** start of Available records **

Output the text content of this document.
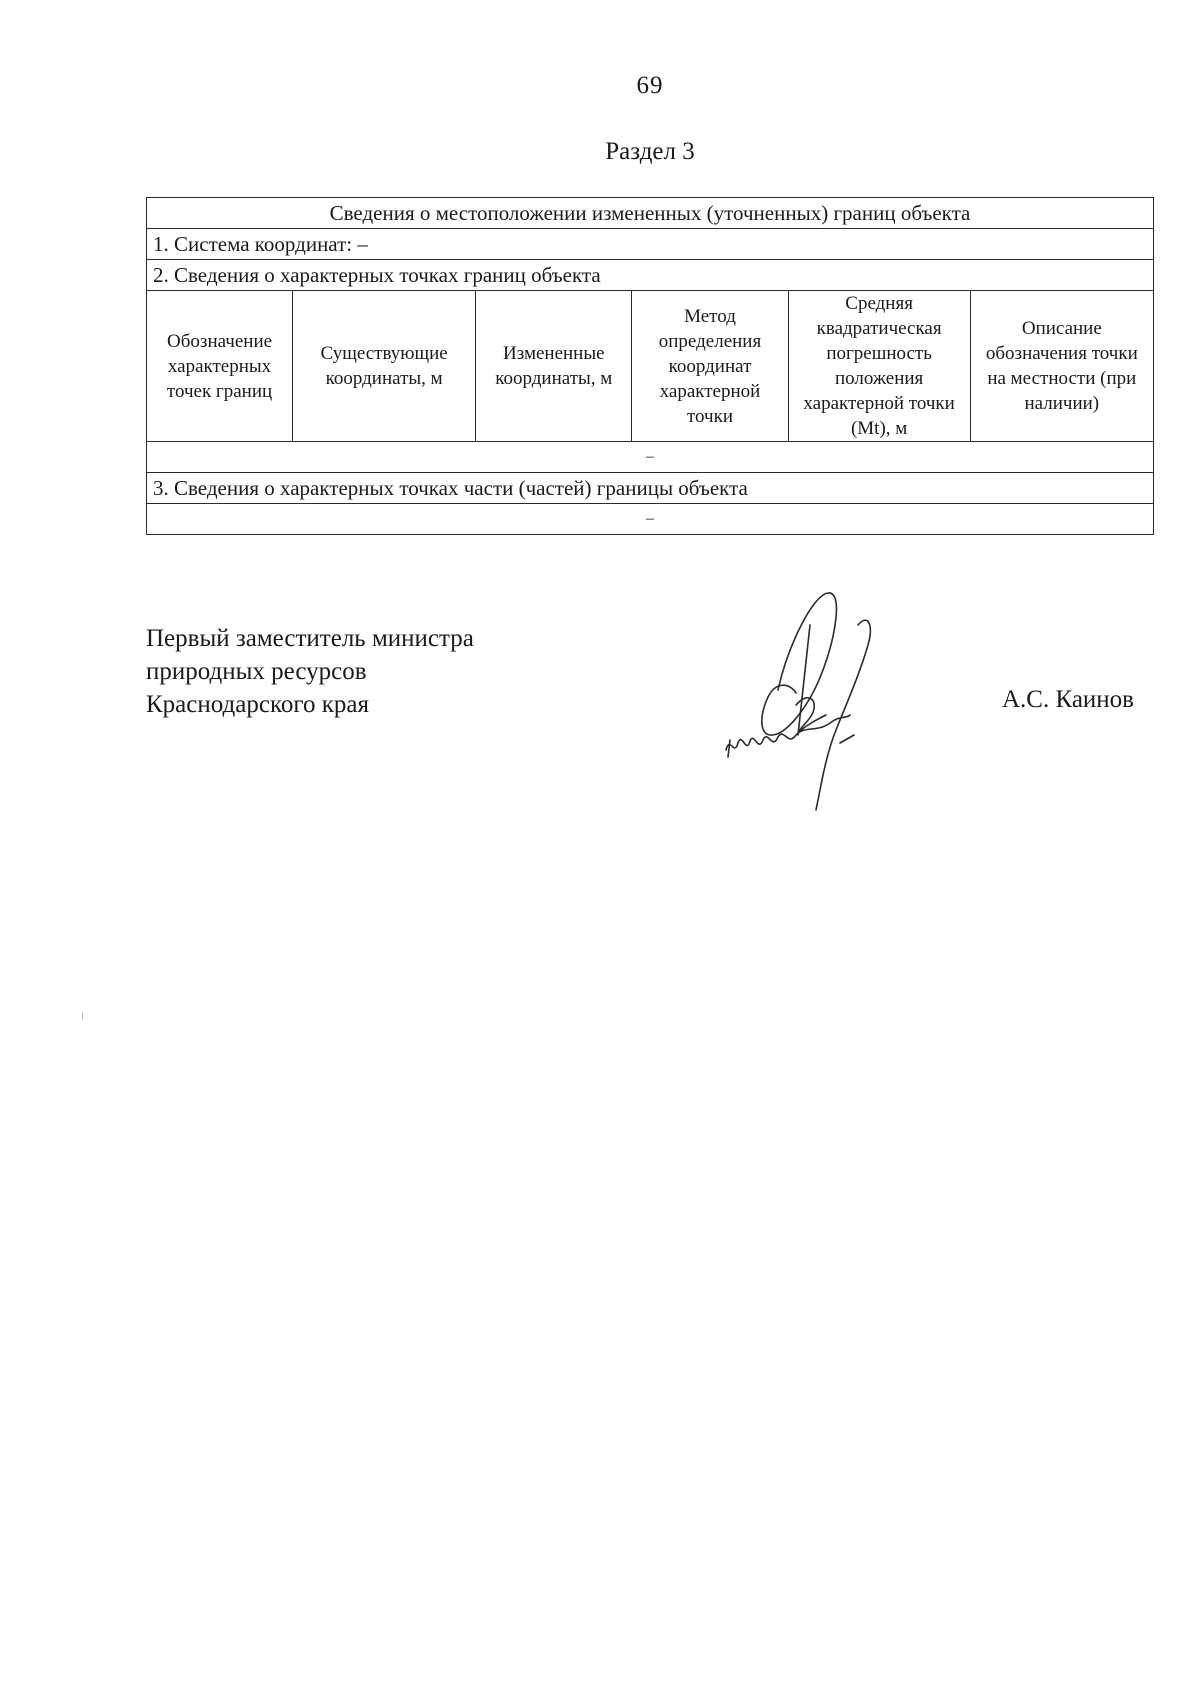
69
Раздел 3
Сведения о местоположении измененных (уточненных) границ объекта
1. Система координат: –
2. Сведения о характерных точках границ объекта
Обозначение характерных точек границ	Существующие координаты, м	Измененные координаты, м	Метод определения координат характерной точки	Средняя квадратическая погрешность положения характерной точки (Mt), м	Описание обозначения точки на местности (при наличии)
–
3. Сведения о характерных точках части (частей) границы объекта
–
Первый заместитель министра
природных ресурсов
Краснодарского края	А.С. Каинов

** end of Available records **

Request
Extract all the data above exactly, excluding every picture.

Correct output
Output the text content of this document.
69
Раздел 3
Сведения о местоположении измененных (уточненных) границ объекта
1. Система координат: –
2. Сведения о характерных точках границ объекта
Обозначение характерных точек границ	Существующие координаты, м	Измененные координаты, м	Метод определения координат характерной точки	Средняя квадратическая погрешность положения характерной точки (Mt), м	Описание обозначения точки на местности (при наличии)
–
3. Сведения о характерных точках части (частей) границы объекта
–
Первый заместитель министра
природных ресурсов
Краснодарского края	А.С. Каинов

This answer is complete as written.